DATA SHOWN:
----------
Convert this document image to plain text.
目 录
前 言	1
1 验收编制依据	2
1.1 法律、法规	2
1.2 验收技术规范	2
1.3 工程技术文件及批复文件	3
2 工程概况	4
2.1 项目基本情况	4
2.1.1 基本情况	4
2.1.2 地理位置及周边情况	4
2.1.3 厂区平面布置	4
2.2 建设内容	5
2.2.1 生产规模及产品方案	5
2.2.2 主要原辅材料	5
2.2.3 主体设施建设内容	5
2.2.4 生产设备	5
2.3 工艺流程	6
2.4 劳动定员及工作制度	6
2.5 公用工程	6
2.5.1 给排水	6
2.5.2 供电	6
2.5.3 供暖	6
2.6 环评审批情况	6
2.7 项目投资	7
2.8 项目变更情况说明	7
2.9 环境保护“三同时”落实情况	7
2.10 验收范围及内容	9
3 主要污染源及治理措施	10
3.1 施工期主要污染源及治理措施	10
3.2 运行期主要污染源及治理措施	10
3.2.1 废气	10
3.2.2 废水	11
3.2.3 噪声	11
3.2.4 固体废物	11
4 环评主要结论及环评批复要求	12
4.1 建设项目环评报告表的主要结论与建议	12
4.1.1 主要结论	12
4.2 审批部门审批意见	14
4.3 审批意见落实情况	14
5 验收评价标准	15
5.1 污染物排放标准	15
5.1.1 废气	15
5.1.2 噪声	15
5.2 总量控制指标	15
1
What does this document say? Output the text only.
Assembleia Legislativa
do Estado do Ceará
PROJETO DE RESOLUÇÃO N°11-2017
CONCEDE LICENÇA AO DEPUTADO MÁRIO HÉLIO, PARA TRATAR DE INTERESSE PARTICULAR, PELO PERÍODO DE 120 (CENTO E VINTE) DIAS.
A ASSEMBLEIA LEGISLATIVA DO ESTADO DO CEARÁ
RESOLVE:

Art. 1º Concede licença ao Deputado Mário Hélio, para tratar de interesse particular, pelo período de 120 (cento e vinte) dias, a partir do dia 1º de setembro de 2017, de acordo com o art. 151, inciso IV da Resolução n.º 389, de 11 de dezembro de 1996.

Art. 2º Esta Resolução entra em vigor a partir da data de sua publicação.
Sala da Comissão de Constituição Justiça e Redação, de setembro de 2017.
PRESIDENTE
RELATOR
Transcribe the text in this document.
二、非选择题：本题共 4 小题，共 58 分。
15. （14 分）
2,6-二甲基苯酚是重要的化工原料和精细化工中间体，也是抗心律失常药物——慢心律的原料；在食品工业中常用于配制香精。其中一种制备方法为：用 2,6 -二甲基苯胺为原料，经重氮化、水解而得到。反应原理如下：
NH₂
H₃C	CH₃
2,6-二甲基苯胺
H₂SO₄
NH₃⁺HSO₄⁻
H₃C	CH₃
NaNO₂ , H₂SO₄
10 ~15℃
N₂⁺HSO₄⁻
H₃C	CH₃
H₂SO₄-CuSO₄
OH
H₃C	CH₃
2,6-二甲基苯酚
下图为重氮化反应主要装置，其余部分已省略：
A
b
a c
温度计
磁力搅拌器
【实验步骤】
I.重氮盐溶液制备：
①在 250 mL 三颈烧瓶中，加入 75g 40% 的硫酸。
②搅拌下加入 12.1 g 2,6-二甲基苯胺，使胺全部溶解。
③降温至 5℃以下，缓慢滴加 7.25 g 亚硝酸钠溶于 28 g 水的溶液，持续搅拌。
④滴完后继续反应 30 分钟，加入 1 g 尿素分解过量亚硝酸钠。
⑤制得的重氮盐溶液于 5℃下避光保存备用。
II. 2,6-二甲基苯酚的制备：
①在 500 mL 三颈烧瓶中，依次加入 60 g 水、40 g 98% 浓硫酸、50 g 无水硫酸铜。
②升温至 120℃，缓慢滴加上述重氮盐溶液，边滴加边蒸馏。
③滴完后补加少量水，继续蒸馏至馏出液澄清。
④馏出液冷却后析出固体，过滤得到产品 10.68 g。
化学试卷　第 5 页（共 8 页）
----------
WHAT YOU WILL DO:
Report every line in the data above in which the word "this" appears.

COMPLETED EXERCISE:
Convert this document image to plain text.
What does this document say? Output the text only.
Transcribe the text in this document.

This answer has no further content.